— SET TASK 1 —
List the titles of the four treatises on China that, according to the passage on Jesuit writings about China, Leibniz wrote.

— PASSAGE TO READ —
§ §

Leibniz also wrote in support of
the Jesuit cause: “… even if
[Confucianism] is regarded equivocally, it is advisable to give it the most
favorable meaning—as the Apostle Paul is said to have done in taking the altar
erected to an unknown god as having been instituted by the Athenians for rites
which they ought to have celebrated rather than for those which they usually
practiced” (Leibniz 1994: 63). In
all, Leibniz wrote four treatises on China—the Novissima Sinica, De Cultu
Confucii civili (1700/01), Remarks on
Chinese Rites and Religion (1708), and Discourse
on the Natural Theology of the Chinese (1716). In all of these works, Leibniz took the side of the Jesuits
in the Chinese Rites controversy.
The
occasional arrival of Jesuits from China, sometimes even with visiting Chinese
converts, also aroused a great deal of interest. During his visit to Europe from 1682-92, the Jesuit Philippe
Couplet was received by Pope Alexander VII in Rome and Louis XIV at Versailles. “With his Chinese companion, clothing,
and accouterments, Couplet appears to have launched a rage for chinoiserie in France” (Mungello 1988:
262). Couplet also supervised the
publication in Paris of Confucius Sinarum
philosophus (1687), a Latin translation of the Confucian classics which was
to have a significant influence on European thought. Over one-hundred Jesuits had contributed to the translation
(Mungello 1988).
The materials on China published by
the Jesuits had profound and far-reaching implications. Ricci and others praised the Chinese
system of government by scholar-officials as “government by philosophers,” and
this parallel to Plato’s Republic did much to idealize China in the eyes of
European thinkers, especially during the Enlightenment (Mungello 1989). The Jesuit Athanasias Kircher, in his China illustrata (1667), portrayed China
as a sort of utopia—a happy land characterized by industry and good social
order, under the rule of a “philosopher king.”
One of the earliest European
philosophers to propagate the Jesuit view of the Chinese was Christian Wolff,
who delivered an important lecture at Marburg in 1730, praising China as “the
outstanding working example of an enlightened government” (Wiener 1973:
361). This idea became a
commonplace among 18th century writers and was repeated in various
forms by Rousseau, Goldsmith (Chinese
Letters, 1760-62), the Marquis d’Argens (Lettres chinoises, 1755), and many others. Montesquieu, however, in his L’esprit des lois (1748) was more
realistic in that he balanced the accounts of the Jesuits with those of
European merchants, who unanimously condemned the Chinese for their “treachery,
deceit, and dishonesty” (Wiener 1973: 361).
The eighteenth century reading
public “wanted a culture idol and China presented itself as a likely candidate”
(Mungello 1989: 125n). For this
reason, J-B Du Halde, in his editions of the massively influential Jesuit Lettres édifiantes et curieuses (34
volumes, 1702-1776) purposely omitted any material which appeared unsympathetic
to the Chinese. The Lettres were “particularly famous and
highly appreciated reading-matter in the cultural salons of XVIII century
France” (Criveller 1997:12).

§ §

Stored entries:
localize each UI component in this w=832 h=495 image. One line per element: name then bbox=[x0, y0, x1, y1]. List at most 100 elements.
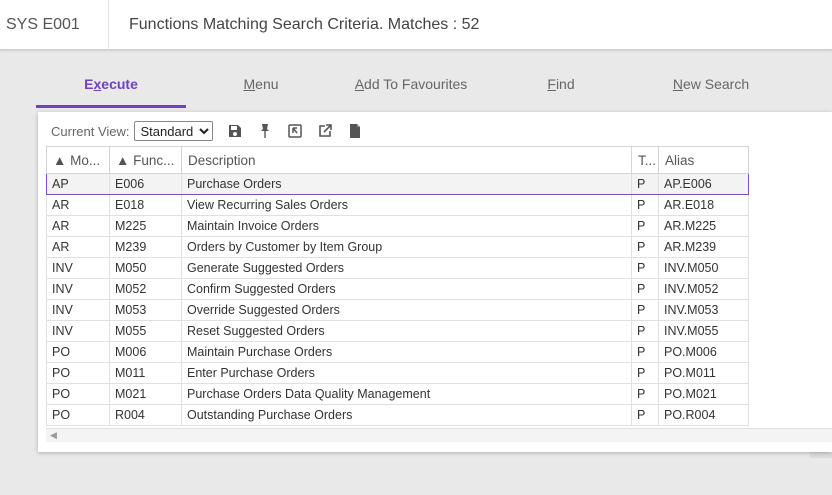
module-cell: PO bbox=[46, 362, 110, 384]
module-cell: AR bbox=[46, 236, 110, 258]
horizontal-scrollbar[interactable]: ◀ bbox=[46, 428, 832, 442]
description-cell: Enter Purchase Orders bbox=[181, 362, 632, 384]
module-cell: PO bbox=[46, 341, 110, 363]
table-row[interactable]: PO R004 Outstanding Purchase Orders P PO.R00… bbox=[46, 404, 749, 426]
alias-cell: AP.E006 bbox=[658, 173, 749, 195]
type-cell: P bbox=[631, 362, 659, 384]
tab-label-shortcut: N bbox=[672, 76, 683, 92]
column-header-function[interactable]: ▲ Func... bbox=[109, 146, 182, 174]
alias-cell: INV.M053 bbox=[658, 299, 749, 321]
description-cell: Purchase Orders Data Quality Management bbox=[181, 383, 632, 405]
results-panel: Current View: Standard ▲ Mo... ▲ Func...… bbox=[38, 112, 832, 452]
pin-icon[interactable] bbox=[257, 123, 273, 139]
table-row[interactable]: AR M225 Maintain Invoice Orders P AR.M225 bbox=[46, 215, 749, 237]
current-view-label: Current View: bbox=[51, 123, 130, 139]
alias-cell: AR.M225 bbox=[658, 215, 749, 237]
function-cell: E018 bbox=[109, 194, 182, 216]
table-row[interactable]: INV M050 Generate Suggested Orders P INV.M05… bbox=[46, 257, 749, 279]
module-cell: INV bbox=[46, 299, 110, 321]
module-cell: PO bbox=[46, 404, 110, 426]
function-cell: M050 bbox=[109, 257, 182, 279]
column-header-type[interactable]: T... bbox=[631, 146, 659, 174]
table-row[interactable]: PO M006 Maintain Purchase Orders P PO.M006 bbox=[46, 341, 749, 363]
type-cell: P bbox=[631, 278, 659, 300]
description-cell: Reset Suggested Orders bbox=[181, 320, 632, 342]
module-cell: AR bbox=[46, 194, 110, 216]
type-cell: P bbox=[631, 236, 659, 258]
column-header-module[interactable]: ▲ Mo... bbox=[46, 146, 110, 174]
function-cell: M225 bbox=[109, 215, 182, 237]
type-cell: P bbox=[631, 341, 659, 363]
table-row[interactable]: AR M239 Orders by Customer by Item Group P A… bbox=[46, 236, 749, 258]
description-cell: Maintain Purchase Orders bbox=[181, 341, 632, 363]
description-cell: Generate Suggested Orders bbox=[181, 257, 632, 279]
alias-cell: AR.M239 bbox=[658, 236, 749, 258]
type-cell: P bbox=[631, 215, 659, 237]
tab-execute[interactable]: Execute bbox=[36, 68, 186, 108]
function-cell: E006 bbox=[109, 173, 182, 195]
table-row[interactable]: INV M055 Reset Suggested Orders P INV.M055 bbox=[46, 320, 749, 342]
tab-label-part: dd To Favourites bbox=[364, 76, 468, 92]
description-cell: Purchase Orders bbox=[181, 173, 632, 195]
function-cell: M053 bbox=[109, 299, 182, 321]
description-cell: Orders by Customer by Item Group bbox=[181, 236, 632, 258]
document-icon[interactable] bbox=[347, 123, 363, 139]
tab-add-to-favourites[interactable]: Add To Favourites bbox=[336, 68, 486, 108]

§ §

— SET TASK 2 —
Extract every line of the records that contains the string "label". Treat uppercase and lowercase letters as different.

— COMPLETE ANSWER 1 —
Novissima Sinica
De Cultu Confucii civili (1700/01)
Remarks on Chinese Rites and Religion (1708)
Discourse on the Natural Theology of the Chinese (1716)

— COMPLETE ANSWER 2 —
tab-label-shortcut: N bbox=[672, 76, 683, 92]
current-view-label: Current View: bbox=[51, 123, 130, 139]
tab-label-part: dd To Favourites bbox=[364, 76, 468, 92]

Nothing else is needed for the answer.